Your task is to write out the complete listing exactly as it is shown.

○ ○ ○ ○ ○ ○ ○

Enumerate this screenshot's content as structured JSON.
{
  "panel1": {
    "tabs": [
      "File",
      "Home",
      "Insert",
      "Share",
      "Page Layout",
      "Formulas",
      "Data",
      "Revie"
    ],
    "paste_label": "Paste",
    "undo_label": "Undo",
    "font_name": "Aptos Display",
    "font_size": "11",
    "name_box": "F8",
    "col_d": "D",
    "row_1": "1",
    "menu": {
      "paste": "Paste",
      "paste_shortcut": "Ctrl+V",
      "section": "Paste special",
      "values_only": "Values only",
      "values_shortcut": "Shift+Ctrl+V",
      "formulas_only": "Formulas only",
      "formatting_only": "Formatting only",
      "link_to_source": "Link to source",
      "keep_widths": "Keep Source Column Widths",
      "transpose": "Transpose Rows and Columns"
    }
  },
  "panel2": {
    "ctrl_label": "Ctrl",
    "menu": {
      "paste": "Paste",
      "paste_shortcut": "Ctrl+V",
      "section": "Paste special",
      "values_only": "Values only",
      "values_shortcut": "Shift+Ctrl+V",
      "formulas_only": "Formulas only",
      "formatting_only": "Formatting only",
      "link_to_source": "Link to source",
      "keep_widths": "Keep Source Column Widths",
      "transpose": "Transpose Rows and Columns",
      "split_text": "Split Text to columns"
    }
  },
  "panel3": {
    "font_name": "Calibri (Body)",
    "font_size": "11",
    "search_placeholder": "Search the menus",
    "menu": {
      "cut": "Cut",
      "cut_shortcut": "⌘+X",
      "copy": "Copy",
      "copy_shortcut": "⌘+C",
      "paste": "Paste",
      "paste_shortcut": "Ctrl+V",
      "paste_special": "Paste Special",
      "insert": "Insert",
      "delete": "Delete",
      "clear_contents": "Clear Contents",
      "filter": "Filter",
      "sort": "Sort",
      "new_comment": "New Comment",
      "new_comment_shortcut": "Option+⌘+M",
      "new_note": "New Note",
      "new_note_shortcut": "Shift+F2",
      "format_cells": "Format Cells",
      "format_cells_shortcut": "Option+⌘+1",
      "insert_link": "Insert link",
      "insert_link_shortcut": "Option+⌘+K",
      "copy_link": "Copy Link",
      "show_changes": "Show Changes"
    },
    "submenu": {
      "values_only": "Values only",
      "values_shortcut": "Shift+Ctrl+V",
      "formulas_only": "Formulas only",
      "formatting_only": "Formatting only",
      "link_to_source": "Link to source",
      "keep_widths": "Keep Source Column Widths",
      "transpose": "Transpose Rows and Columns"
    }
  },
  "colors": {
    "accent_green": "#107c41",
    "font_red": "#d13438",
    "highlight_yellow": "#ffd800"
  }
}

○ ○ ○ ○ ○ ○ ○

### RESPONSE AREA
Enumerate this screenshot's content as structured JSON.
{
  "panel1": {
    "tabs": [
      "File",
      "Home",
      "Insert",
      "Share",
      "Page Layout",
      "Formulas",
      "Data",
      "Revie"
    ],
    "paste_label": "Paste",
    "undo_label": "Undo",
    "font_name": "Aptos Display",
    "font_size": "11",
    "name_box": "F8",
    "col_d": "D",
    "row_1": "1",
    "menu": {
      "paste": "Paste",
      "paste_shortcut": "Ctrl+V",
      "section": "Paste special",
      "values_only": "Values only",
      "values_shortcut": "Shift+Ctrl+V",
      "formulas_only": "Formulas only",
      "formatting_only": "Formatting only",
      "link_to_source": "Link to source",
      "keep_widths": "Keep Source Column Widths",
      "transpose": "Transpose Rows and Columns"
    }
  },
  "panel2": {
    "ctrl_label": "Ctrl",
    "menu": {
      "paste": "Paste",
      "paste_shortcut": "Ctrl+V",
      "section": "Paste special",
      "values_only": "Values only",
      "values_shortcut": "Shift+Ctrl+V",
      "formulas_only": "Formulas only",
      "formatting_only": "Formatting only",
      "link_to_source": "Link to source",
      "keep_widths": "Keep Source Column Widths",
      "transpose": "Transpose Rows and Columns",
      "split_text": "Split Text to columns"
    }
  },
  "panel3": {
    "font_name": "Calibri (Body)",
    "font_size": "11",
    "search_placeholder": "Search the menus",
    "menu": {
      "cut": "Cut",
      "cut_shortcut": "⌘+X",
      "copy": "Copy",
      "copy_shortcut": "⌘+C",
      "paste": "Paste",
      "paste_shortcut": "Ctrl+V",
      "paste_special": "Paste Special",
      "insert": "Insert",
      "delete": "Delete",
      "clear_contents": "Clear Contents",
      "filter": "Filter",
      "sort": "Sort",
      "new_comment": "New Comment",
      "new_comment_shortcut": "Option+⌘+M",
      "new_note": "New Note",
      "new_note_shortcut": "Shift+F2",
      "format_cells": "Format Cells",
      "format_cells_shortcut": "Option+⌘+1",
      "insert_link": "Insert link",
      "insert_link_shortcut": "Option+⌘+K",
      "copy_link": "Copy Link",
      "show_changes": "Show Changes"
    },
    "submenu": {
      "values_only": "Values only",
      "values_shortcut": "Shift+Ctrl+V",
      "formulas_only": "Formulas only",
      "formatting_only": "Formatting only",
      "link_to_source": "Link to source",
      "keep_widths": "Keep Source Column Widths",
      "transpose": "Transpose Rows and Columns"
    }
  },
  "colors": {
    "accent_green": "#107c41",
    "font_red": "#d13438",
    "highlight_yellow": "#ffd800"
  }
}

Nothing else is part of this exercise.